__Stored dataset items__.

----------

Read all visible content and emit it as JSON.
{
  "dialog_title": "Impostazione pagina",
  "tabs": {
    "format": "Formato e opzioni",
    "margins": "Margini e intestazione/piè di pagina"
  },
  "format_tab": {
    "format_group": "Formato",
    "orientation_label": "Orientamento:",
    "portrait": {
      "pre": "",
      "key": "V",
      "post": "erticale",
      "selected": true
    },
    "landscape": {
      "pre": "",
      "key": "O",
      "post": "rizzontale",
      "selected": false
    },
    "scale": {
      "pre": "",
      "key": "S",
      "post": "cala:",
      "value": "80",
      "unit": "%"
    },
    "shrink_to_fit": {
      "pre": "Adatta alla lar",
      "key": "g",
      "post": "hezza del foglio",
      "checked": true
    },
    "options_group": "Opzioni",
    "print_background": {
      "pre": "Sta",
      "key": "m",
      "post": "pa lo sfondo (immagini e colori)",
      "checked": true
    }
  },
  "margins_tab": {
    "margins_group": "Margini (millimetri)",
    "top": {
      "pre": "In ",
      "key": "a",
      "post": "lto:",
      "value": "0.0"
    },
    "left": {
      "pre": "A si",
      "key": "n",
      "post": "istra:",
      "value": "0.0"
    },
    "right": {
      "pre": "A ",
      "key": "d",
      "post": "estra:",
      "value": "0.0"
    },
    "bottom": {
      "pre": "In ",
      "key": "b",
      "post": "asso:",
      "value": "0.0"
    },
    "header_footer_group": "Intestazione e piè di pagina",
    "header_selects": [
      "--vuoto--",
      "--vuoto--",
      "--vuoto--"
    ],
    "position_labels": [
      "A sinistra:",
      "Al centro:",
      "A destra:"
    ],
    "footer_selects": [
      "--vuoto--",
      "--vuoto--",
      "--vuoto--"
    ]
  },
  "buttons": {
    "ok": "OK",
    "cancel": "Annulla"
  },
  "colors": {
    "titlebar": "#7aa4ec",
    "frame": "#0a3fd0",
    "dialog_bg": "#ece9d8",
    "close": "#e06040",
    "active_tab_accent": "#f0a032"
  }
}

----------

__DIRECTIONS__. Write down every line of the data exactly as it appears above.

__SOLUTION__.
Read all visible content and emit it as JSON.
{
  "dialog_title": "Impostazione pagina",
  "tabs": {
    "format": "Formato e opzioni",
    "margins": "Margini e intestazione/piè di pagina"
  },
  "format_tab": {
    "format_group": "Formato",
    "orientation_label": "Orientamento:",
    "portrait": {
      "pre": "",
      "key": "V",
      "post": "erticale",
      "selected": true
    },
    "landscape": {
      "pre": "",
      "key": "O",
      "post": "rizzontale",
      "selected": false
    },
    "scale": {
      "pre": "",
      "key": "S",
      "post": "cala:",
      "value": "80",
      "unit": "%"
    },
    "shrink_to_fit": {
      "pre": "Adatta alla lar",
      "key": "g",
      "post": "hezza del foglio",
      "checked": true
    },
    "options_group": "Opzioni",
    "print_background": {
      "pre": "Sta",
      "key": "m",
      "post": "pa lo sfondo (immagini e colori)",
      "checked": true
    }
  },
  "margins_tab": {
    "margins_group": "Margini (millimetri)",
    "top": {
      "pre": "In ",
      "key": "a",
      "post": "lto:",
      "value": "0.0"
    },
    "left": {
      "pre": "A si",
      "key": "n",
      "post": "istra:",
      "value": "0.0"
    },
    "right": {
      "pre": "A ",
      "key": "d",
      "post": "estra:",
      "value": "0.0"
    },
    "bottom": {
      "pre": "In ",
      "key": "b",
      "post": "asso:",
      "value": "0.0"
    },
    "header_footer_group": "Intestazione e piè di pagina",
    "header_selects": [
      "--vuoto--",
      "--vuoto--",
      "--vuoto--"
    ],
    "position_labels": [
      "A sinistra:",
      "Al centro:",
      "A destra:"
    ],
    "footer_selects": [
      "--vuoto--",
      "--vuoto--",
      "--vuoto--"
    ]
  },
  "buttons": {
    "ok": "OK",
    "cancel": "Annulla"
  },
  "colors": {
    "titlebar": "#7aa4ec",
    "frame": "#0a3fd0",
    "dialog_bg": "#ece9d8",
    "close": "#e06040",
    "active_tab_accent": "#f0a032"
  }
}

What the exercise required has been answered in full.